**EXERCISE DESCRIPTION**. Retype every entry in its entirety, without alteration.
---- RECORDS TO USE
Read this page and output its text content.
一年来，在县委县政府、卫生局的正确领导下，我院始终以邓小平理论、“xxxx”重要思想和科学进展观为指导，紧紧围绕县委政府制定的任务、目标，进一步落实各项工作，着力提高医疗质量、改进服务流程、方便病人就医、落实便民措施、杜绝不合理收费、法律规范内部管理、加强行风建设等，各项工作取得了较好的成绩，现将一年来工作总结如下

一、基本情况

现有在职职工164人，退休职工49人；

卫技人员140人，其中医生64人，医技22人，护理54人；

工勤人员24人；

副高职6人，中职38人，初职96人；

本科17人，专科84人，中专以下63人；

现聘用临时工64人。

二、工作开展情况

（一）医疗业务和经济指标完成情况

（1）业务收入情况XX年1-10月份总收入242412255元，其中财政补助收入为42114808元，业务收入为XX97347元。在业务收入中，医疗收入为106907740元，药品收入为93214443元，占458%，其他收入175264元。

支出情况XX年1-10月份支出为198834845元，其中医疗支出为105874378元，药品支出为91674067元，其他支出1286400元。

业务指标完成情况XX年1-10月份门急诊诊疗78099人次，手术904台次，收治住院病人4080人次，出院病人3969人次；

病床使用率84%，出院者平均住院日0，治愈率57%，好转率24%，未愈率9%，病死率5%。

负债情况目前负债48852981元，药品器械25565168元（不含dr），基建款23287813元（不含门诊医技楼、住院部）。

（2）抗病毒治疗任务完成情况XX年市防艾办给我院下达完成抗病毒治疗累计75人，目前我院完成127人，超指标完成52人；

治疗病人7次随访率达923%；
--------
**RESULT OF THIS EXERCISE**.
Read this page and output its text content.
一年来，在县委县政府、卫生局的正确领导下，我院始终以邓小平理论、“xxxx”重要思想和科学进展观为指导，紧紧围绕县委政府制定的任务、目标，进一步落实各项工作，着力提高医疗质量、改进服务流程、方便病人就医、落实便民措施、杜绝不合理收费、法律规范内部管理、加强行风建设等，各项工作取得了较好的成绩，现将一年来工作总结如下

一、基本情况

现有在职职工164人，退休职工49人；

卫技人员140人，其中医生64人，医技22人，护理54人；

工勤人员24人；

副高职6人，中职38人，初职96人；

本科17人，专科84人，中专以下63人；

现聘用临时工64人。

二、工作开展情况

（一）医疗业务和经济指标完成情况

（1）业务收入情况XX年1-10月份总收入242412255元，其中财政补助收入为42114808元，业务收入为XX97347元。在业务收入中，医疗收入为106907740元，药品收入为93214443元，占458%，其他收入175264元。

支出情况XX年1-10月份支出为198834845元，其中医疗支出为105874378元，药品支出为91674067元，其他支出1286400元。

业务指标完成情况XX年1-10月份门急诊诊疗78099人次，手术904台次，收治住院病人4080人次，出院病人3969人次；

病床使用率84%，出院者平均住院日0，治愈率57%，好转率24%，未愈率9%，病死率5%。

负债情况目前负债48852981元，药品器械25565168元（不含dr），基建款23287813元（不含门诊医技楼、住院部）。

（2）抗病毒治疗任务完成情况XX年市防艾办给我院下达完成抗病毒治疗累计75人，目前我院完成127人，超指标完成52人；

治疗病人7次随访率达923%；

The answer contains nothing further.